Start Source material

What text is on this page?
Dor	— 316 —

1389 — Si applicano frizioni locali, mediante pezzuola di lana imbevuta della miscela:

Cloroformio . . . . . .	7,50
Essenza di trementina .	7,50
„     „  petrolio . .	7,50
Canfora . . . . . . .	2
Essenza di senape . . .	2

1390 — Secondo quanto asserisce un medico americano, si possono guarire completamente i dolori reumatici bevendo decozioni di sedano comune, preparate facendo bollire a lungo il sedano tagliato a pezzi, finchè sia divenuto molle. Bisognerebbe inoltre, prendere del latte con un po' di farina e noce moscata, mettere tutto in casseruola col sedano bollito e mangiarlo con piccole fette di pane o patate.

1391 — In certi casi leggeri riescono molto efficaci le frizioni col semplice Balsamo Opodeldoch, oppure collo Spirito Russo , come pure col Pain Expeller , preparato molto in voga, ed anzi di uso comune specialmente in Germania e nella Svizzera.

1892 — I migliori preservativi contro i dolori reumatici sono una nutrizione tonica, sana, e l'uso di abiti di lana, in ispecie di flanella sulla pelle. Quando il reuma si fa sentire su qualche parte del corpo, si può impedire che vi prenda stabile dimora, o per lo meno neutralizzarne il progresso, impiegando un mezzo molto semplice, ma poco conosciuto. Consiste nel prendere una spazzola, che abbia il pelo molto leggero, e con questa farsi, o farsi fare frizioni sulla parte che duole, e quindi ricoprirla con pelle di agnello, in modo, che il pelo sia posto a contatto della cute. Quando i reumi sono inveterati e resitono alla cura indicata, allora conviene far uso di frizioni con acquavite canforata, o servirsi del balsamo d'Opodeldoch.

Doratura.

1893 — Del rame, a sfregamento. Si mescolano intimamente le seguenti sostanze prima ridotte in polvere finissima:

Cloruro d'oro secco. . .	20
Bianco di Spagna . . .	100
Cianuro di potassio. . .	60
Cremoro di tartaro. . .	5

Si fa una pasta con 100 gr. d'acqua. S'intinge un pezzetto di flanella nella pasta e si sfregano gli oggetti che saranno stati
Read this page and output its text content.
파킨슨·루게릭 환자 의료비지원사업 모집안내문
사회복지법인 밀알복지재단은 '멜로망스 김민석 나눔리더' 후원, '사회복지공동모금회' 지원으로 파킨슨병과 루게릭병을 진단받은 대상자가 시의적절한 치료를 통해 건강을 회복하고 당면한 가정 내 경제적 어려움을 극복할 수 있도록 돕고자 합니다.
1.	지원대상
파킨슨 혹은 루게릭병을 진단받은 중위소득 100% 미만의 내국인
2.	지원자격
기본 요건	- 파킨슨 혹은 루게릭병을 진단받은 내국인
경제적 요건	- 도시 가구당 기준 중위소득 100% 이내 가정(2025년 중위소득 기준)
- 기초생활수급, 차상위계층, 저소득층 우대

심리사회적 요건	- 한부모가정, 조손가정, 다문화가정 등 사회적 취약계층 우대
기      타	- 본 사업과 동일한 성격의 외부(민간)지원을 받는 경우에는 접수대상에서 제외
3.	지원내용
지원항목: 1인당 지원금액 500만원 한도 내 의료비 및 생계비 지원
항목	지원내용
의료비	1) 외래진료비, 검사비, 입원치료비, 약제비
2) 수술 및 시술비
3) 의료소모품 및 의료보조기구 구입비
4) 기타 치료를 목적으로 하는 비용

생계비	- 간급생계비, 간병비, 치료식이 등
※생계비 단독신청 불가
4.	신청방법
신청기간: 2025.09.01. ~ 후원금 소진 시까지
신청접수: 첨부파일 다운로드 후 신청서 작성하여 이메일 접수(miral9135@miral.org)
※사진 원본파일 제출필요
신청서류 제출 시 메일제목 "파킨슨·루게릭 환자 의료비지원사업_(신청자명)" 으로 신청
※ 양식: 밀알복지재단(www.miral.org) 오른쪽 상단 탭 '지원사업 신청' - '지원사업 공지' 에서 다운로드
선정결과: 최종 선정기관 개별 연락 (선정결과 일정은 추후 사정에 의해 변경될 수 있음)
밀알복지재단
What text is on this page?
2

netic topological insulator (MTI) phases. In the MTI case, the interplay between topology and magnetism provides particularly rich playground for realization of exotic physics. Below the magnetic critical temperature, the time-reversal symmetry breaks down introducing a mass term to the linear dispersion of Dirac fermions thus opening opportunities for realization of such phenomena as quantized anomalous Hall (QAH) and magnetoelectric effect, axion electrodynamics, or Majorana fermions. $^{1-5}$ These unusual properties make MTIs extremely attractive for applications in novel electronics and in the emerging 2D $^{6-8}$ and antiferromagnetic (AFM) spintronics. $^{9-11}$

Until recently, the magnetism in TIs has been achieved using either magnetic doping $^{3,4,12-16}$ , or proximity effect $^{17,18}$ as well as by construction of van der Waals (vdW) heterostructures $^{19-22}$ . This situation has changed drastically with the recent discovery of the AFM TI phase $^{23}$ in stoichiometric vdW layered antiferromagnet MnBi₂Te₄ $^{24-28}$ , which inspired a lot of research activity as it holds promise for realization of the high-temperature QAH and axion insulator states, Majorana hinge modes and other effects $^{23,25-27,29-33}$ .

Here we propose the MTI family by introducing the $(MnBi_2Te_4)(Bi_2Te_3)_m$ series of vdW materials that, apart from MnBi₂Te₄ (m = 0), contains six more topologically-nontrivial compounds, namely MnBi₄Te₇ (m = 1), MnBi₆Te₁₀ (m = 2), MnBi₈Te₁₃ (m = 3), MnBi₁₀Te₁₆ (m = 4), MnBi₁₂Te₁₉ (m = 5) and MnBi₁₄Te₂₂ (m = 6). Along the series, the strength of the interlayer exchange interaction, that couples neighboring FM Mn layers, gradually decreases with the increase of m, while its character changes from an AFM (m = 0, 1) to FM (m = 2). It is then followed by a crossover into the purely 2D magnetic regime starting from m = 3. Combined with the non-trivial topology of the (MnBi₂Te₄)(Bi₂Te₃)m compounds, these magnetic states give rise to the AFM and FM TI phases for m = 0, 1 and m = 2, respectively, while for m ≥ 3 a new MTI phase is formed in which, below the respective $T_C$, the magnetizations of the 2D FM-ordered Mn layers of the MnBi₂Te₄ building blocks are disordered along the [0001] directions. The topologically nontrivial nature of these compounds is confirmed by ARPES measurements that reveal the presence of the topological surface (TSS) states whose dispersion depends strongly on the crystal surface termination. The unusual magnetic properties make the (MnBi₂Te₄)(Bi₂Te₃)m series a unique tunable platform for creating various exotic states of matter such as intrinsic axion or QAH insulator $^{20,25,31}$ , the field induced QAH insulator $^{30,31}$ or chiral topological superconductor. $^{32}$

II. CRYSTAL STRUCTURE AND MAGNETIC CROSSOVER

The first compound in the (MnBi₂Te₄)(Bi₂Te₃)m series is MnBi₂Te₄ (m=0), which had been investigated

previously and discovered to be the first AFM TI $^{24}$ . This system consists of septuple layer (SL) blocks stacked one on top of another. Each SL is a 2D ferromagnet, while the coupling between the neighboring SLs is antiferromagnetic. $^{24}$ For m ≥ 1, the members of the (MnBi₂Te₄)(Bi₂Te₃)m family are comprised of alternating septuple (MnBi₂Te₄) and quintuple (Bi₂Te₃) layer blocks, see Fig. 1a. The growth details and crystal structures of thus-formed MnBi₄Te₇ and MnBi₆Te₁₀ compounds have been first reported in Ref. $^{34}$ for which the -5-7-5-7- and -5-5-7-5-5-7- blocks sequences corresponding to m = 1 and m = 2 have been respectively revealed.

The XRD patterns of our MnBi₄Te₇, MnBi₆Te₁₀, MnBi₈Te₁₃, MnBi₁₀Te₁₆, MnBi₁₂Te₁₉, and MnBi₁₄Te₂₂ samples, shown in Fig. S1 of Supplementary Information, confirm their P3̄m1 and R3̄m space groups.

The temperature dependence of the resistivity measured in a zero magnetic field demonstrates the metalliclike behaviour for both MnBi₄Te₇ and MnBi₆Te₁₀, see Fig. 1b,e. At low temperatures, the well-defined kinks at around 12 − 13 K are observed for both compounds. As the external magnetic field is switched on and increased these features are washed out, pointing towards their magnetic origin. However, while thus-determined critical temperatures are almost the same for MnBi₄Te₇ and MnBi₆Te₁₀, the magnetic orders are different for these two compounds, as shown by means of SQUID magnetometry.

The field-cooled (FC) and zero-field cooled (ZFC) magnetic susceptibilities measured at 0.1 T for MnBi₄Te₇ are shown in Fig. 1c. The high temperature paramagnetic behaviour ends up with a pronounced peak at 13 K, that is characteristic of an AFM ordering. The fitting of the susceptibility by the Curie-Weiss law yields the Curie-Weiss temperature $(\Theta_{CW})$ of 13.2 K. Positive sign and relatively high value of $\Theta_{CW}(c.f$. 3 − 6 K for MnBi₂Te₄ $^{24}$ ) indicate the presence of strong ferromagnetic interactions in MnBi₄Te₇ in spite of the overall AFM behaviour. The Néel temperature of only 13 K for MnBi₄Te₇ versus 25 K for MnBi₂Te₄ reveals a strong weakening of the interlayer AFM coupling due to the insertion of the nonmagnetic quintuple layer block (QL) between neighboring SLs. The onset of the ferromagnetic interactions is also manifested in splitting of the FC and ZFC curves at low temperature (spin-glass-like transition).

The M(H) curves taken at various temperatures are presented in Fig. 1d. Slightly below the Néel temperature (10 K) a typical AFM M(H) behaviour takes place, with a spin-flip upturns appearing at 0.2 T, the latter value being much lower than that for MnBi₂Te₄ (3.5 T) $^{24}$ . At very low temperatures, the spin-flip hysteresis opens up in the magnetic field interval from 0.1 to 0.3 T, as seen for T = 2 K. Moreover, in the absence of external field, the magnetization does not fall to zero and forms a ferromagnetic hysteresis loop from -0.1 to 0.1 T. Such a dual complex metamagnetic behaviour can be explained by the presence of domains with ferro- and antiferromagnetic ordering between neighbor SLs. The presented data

End Source material

• **Exercise aim**: Copy each line above that contains the word "다운로드".

• **Response to the task**:
신청접수: 첨부파일 다운로드 후 신청서 작성하여 이메일 접수(miral9135@miral.org)
※ 양식: 밀알복지재단(www.miral.org) 오른쪽 상단 탭 '지원사업 신청' - '지원사업 공지' 에서 다운로드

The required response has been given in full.